Task goal
Go through the records below line by line, counting those that contain the word "эмоциональной"; answer with the count only.

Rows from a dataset
____

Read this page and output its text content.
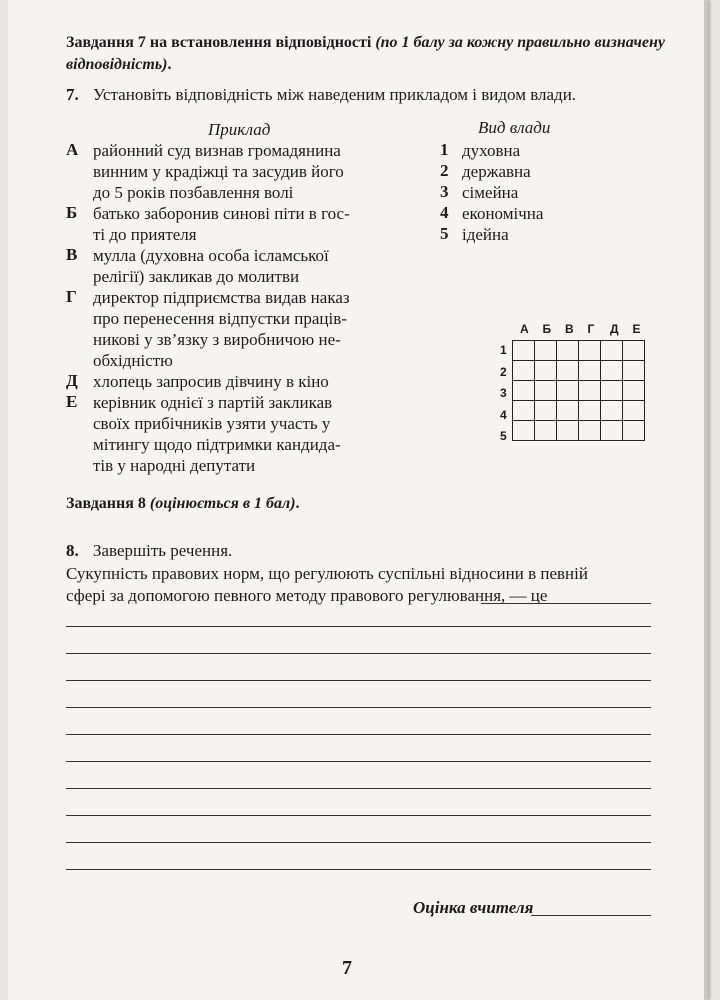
Завдання 7 на встановлення відповідності (по 1 балу за кожну правильно визначену відповідність).
7. Установіть відповідність між наведеним прикладом і видом влади.
Приклад	Вид влади
А районний суд визнав громадянина
винним у крадіжці та засудив його
до 5 років позбавлення волі
Б батько заборонив синові піти в гос-
ті до приятеля
В мулла (духовна особа ісламської
релігії) закликав до молитви
Г директор підприємства видав наказ
про перенесення відпустки праців-
никові у зв’язку з виробничою не-
обхідністю
Д хлопець запросив дівчину в кіно
Е керівник однієї з партій закликав
своїх прибічників узяти участь у
мітингу щодо підтримки кандида-
тів у народні депутати
1 духовна
2 державна
3 сімейна
4 економічна
5 ідейна
А Б В Г Д Е
1
2
3
4
5

Завдання 8 (оцінюється в 1 бал).
8. Завершіть речення.
Сукупність правових норм, що регулюють суспільні відносини в певній
сфері за допомогою певного методу правового регулювання, — це
Оцінка вчителя
7
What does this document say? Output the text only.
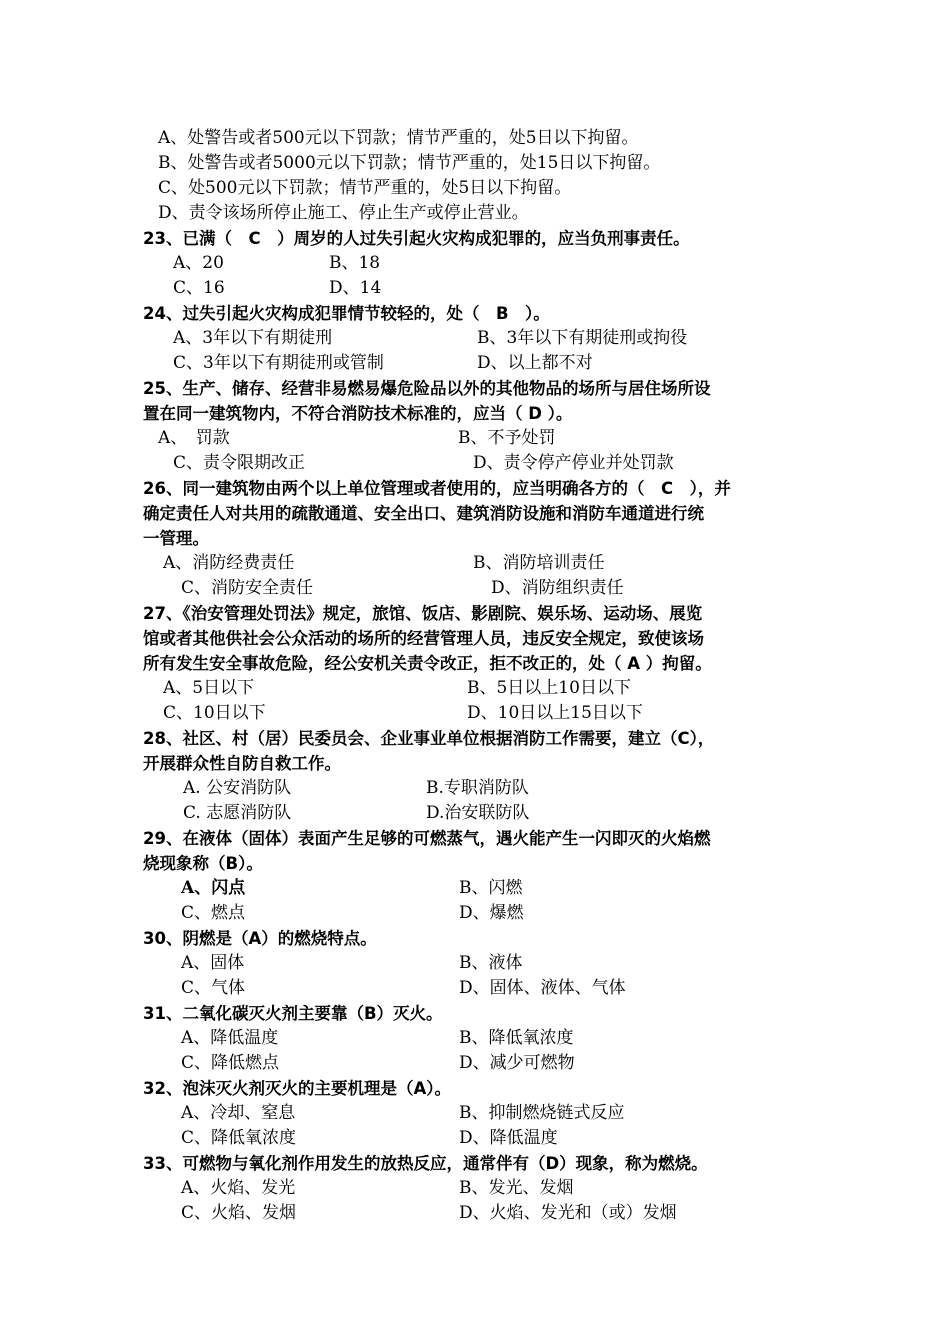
A、处警告或者500元以下罚款；情节严重的，处5日以下拘留。
B、处警告或者5000元以下罚款；情节严重的，处15日以下拘留。
C、处500元以下罚款；情节严重的，处5日以下拘留。
D、责令该场所停止施工、停止生产或停止营业。
23、已满（　C　）周岁的人过失引起火灾构成犯罪的，应当负刑事责任。
A、20	B、18
C、16	D、14
24、过失引起火灾构成犯罪情节较轻的，处（　B　）。
A、3年以下有期徒刑	B、3年以下有期徒刑或拘役
C、3年以下有期徒刑或管制	D、以上都不对
25、生产、储存、经营非易燃易爆危险品以外的其他物品的场所与居住场所设
置在同一建筑物内，不符合消防技术标准的，应当（ D ）。
A、　罚款	B、不予处罚
C、责令限期改正	D、责令停产停业并处罚款
26、同一建筑物由两个以上单位管理或者使用的，应当明确各方的（　C　），并
确定责任人对共用的疏散通道、安全出口、建筑消防设施和消防车通道进行统
一管理。
A、消防经费责任	B、消防培训责任
C、消防安全责任	D、消防组织责任
27、《治安管理处罚法》规定，旅馆、饭店、影剧院、娱乐场、运动场、展览
馆或者其他供社会公众活动的场所的经营管理人员，违反安全规定，致使该场
所有发生安全事故危险，经公安机关责令改正，拒不改正的，处（ A ）拘留。
A、5日以下	B、5日以上10日以下
C、10日以下	D、10日以上15日以下
28、社区、村（居）民委员会、企业事业单位根据消防工作需要，建立（C），
开展群众性自防自救工作。
A. 公安消防队	B.专职消防队
C. 志愿消防队	D.治安联防队
29、在液体（固体）表面产生足够的可燃蒸气，遇火能产生一闪即灭的火焰燃
烧现象称（B）。
A、闪点	B、闪燃
C、燃点	D、爆燃
30、阴燃是（A）的燃烧特点。
A、固体	B、液体
C、气体	D、固体、液体、气体
31、二氧化碳灭火剂主要靠（B）灭火。
A、降低温度	B、降低氧浓度
C、降低燃点	D、减少可燃物
32、泡沫灭火剂灭火的主要机理是（A）。
A、冷却、窒息	B、抑制燃烧链式反应
C、降低氧浓度	D、降低温度
33、可燃物与氧化剂作用发生的放热反应，通常伴有（D）现象，称为燃烧。
A、火焰、发光	B、发光、发烟
C、火焰、发烟	D、火焰、发光和（或）发烟
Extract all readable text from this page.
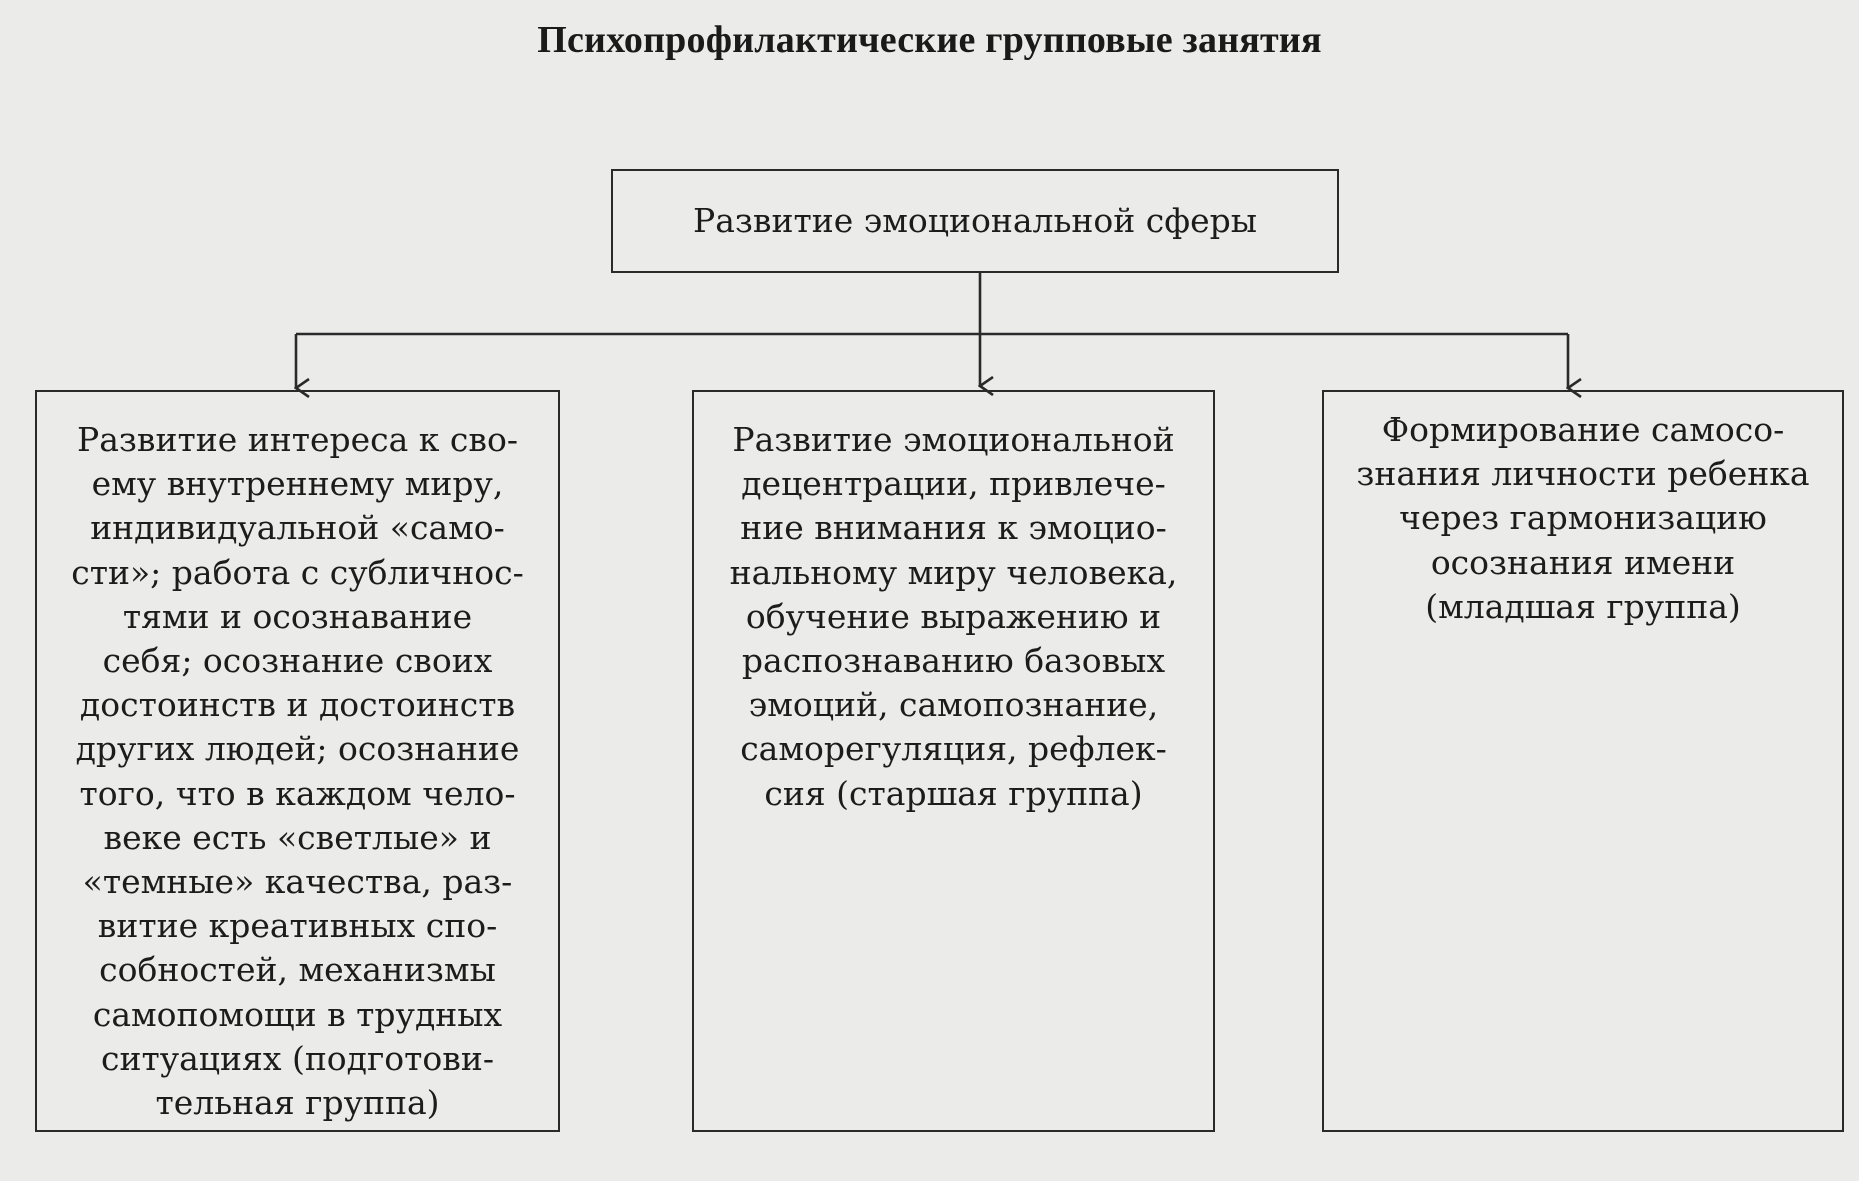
Психопрофилактические групповые занятия
Развитие эмоциональной сферы
Развитие интереса к сво-
ему внутреннему миру,
индивидуальной «само-
сти»; работа с субличнос-
тями и осознавание
себя; осознание своих
достоинств и достоинств
других людей; осознание
того, что в каждом чело-
веке есть «светлые» и
«темные» качества, раз-
витие креативных спо-
собностей, механизмы
самопомощи в трудных
ситуациях (подготови-
тельная группа)
Развитие эмоциональной
децентрации, привлече-
ние внимания к эмоцио-
нальному миру человека,
обучение выражению и
распознаванию базовых
эмоций, самопознание,
саморегуляция, рефлек-
сия (старшая группа)
Формирование самосо-
знания личности ребенка
через гармонизацию
осознания имени
(младшая группа)
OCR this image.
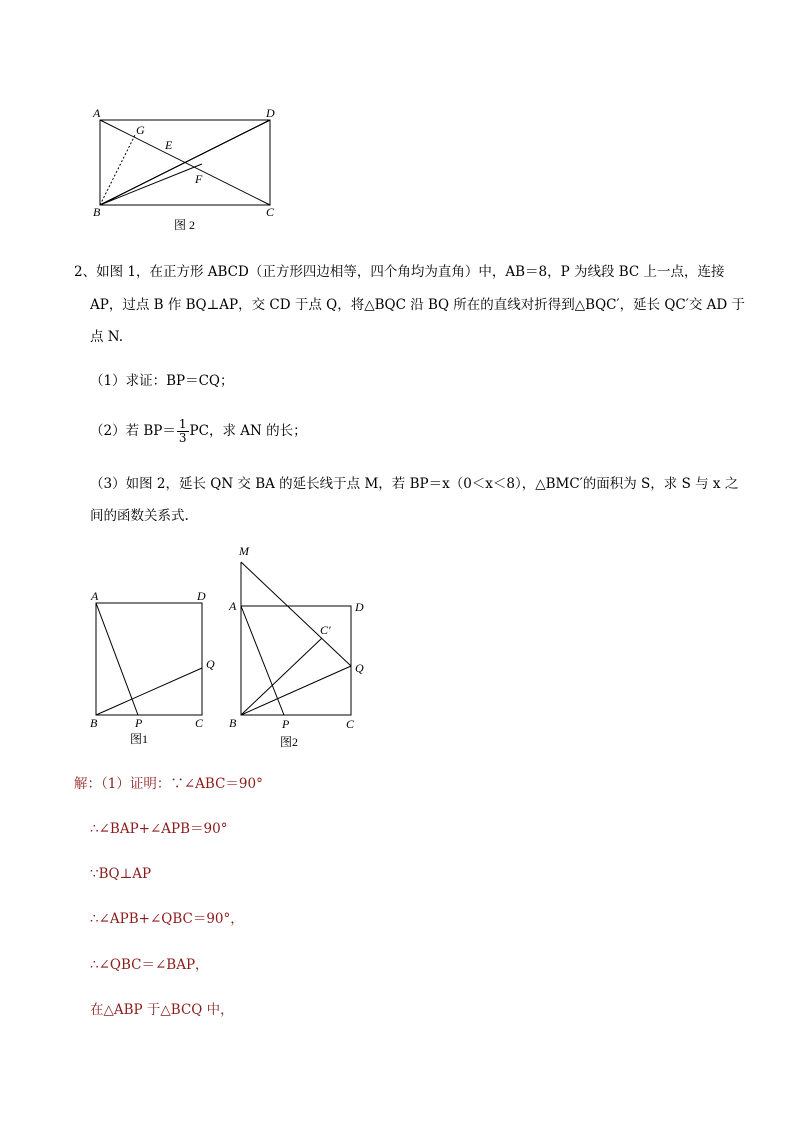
A	D
G
E
F
B	C
图 2
2、如图 1，在正方形 ABCD（正方形四边相等，四个角均为直角）中，AB＝8，P 为线段 BC 上一点，连接
AP，过点 B 作 BQ⊥AP，交 CD 于点 Q，将△BQC 沿 BQ 所在的直线对折得到△BQC′，延长 QC′交 AD 于
点 N.
（1）求证：BP＝CQ；
（2）若 $BP= \frac{1}{3}$ PC，求 AN 的长；
（3）如图 2，延长 QN 交 BA 的延长线于点 M，若 BP＝x（0＜x＜8），△BMC′的面积为 S，求 S 与 x 之
间的函数关系式.
A	D
Q
B	P	C
图1
M
A	D
C′
Q
B	P	C
图2
解：（1）证明：∵∠ABC＝90°
∴∠BAP+∠APB＝90°
∵BQ⊥AP
∴∠APB+∠QBC＝90°，
∴∠QBC＝∠BAP，
在△ABP 于△BCQ 中，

____

Response to this task
2